**Provided text**.

This is an open ended and loaded question. So why do I throw it out there?
I don't know... probably to help clear our heads and layout the thoughts and issues surrounding our next move, and of course to inform you, our readers on what's going on.
There is so much to cover. I would like to talk to you about what it's been like living here on a sailboat at anchor, living like Nomads and the incredible departure it has been from our previous life of just a few months ago. I would like to tell you about how great it feels being out here or how lucky we feel, or of the constant nagging thoughts we have about whether or not we did the "right thing," or maybe about the minor melt down Cole had today, feeling very sad and lonley, missing his friends and everything he had back in our home on Vancouver Island.
But I'll leave that for another time.
So quick update.
We're sitting here at anchor in the Exumas, near the bottom of the Bahamas, in Elizabeth Harbour. It's also know as "Chicken Harbour" to Cruisers. It is right between Great Exuma Island at Georgetown, and Stocking Island with "Chat'n'Chill beach".
The holding here is great and that's a good thing because Storms have been coming at us off and on for over 3 weeks now. Last nights was the worst by far with winds gusting up to 40 knots. That's close to 75 kilometers an hour! Back home that kind of wind knocks down trees and power to thousands of homes.
We've got a great anchor though, (I really should review it on our Reviews page) and being anchored on a sand bottom with 130' feet of chain out, we haven't budged a foot since this latest Storm hit.
We made our way down the Exuma chain and had a wonderful time doing it. Krista's mom joined us. There are so many gorgeous Islands here and the anchorages are eveywhere. The sand color ranges from a bleached yellow to almost a perfect white and every Island has a deserted beach.

**What the task asks**.
Do these statements agree with the sailing update above? (a) The boat is anchored in Elizabeth Harbour in the Exumas. (b) The anchor has dragged during the latest storm. (c) Krista's father joined them on the way down the Exuma chain. Answer yes or no for each and quote the deciding words.

(Collected data entries)
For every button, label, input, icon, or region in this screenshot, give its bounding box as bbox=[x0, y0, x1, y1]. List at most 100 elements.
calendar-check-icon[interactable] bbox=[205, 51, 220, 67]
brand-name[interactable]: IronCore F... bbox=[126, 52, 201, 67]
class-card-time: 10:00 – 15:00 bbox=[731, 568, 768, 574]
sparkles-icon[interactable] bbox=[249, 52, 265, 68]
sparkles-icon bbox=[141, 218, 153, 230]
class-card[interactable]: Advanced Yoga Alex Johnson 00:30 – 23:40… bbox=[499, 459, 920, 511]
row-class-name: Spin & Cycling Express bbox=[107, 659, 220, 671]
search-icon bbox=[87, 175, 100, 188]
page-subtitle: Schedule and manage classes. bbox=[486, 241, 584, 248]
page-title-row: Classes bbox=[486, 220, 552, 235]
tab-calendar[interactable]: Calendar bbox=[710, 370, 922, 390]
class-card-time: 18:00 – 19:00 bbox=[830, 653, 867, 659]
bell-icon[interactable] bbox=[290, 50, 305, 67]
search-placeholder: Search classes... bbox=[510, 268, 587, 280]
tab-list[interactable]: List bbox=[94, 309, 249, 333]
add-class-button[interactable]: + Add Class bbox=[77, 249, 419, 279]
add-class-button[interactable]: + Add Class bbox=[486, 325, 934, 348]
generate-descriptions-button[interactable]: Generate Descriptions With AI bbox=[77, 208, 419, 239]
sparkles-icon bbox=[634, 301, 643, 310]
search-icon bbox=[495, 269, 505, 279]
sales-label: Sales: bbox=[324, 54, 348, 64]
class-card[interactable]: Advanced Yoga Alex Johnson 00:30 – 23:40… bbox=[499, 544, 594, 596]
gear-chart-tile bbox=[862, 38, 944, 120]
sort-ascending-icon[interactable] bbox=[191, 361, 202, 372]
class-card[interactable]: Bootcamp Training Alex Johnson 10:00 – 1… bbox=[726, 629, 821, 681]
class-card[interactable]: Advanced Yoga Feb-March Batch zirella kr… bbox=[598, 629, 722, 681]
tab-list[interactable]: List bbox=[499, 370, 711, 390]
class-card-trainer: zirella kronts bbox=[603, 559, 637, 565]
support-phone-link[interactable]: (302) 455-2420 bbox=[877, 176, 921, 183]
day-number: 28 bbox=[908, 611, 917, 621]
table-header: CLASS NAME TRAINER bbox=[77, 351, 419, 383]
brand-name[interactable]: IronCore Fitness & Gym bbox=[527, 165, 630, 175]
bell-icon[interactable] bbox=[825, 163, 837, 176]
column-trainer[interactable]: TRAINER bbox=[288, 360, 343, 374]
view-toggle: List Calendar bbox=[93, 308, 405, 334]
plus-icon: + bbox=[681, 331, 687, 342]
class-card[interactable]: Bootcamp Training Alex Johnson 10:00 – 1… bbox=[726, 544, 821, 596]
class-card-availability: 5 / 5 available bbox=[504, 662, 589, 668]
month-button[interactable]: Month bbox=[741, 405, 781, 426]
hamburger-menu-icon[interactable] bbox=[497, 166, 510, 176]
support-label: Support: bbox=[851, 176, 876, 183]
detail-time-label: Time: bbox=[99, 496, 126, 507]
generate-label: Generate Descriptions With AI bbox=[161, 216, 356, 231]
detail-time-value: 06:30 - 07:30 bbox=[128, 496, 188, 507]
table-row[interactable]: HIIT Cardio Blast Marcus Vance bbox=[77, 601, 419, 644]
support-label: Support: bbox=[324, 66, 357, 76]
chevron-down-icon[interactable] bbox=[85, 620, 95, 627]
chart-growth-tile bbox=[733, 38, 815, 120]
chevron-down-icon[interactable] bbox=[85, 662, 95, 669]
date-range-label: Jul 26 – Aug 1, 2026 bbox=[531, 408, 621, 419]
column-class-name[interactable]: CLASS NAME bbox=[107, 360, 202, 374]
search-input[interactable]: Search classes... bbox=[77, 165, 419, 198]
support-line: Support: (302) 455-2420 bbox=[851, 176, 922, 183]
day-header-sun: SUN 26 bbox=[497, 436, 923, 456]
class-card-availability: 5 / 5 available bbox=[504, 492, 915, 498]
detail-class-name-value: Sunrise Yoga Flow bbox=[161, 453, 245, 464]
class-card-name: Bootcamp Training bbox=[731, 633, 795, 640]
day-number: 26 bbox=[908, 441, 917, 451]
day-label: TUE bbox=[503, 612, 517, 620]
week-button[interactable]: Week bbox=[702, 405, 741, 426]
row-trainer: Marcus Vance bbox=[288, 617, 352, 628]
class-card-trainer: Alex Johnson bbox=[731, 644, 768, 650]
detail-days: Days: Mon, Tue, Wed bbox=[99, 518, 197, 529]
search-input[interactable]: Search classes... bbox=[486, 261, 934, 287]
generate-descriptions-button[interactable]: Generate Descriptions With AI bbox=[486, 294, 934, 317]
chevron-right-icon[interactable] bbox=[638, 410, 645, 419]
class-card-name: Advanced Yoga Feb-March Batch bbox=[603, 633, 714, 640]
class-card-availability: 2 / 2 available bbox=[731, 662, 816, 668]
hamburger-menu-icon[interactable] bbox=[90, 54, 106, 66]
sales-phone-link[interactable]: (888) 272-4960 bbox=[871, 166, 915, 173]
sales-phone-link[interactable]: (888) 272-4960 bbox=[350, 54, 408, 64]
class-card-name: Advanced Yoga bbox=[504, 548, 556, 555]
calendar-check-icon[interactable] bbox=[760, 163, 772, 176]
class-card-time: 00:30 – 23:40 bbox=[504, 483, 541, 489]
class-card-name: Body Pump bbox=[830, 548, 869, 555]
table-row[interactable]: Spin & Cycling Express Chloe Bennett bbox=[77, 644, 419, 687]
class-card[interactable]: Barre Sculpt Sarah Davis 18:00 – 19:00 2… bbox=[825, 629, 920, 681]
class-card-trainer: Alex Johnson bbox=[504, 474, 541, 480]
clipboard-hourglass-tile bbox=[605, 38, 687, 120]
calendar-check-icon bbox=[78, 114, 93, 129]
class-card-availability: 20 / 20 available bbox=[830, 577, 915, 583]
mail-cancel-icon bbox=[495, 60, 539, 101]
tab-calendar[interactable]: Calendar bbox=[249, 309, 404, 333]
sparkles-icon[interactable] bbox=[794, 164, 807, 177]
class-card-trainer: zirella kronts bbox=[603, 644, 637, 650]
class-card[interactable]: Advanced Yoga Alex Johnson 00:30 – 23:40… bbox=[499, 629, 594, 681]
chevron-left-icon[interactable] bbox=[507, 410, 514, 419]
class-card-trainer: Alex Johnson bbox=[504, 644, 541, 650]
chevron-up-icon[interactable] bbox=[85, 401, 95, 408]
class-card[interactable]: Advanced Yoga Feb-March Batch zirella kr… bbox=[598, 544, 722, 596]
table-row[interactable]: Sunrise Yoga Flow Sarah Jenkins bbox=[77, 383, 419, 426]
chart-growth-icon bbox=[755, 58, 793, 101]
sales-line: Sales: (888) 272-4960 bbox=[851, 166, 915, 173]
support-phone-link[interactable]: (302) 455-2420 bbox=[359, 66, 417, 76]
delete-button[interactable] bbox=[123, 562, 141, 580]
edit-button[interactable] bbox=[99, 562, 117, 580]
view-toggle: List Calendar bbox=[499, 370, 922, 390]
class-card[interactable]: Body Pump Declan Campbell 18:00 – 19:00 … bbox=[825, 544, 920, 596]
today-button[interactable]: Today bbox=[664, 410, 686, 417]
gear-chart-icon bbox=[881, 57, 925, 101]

**Result below**.
(a) Yes: "We're sitting here at anchor in the Exumas, near the bottom of the Bahamas, in Elizabeth Harbour."
(b) No: "we haven't budged a foot since this latest Storm hit."
(c) No: "Krista's mom joined us."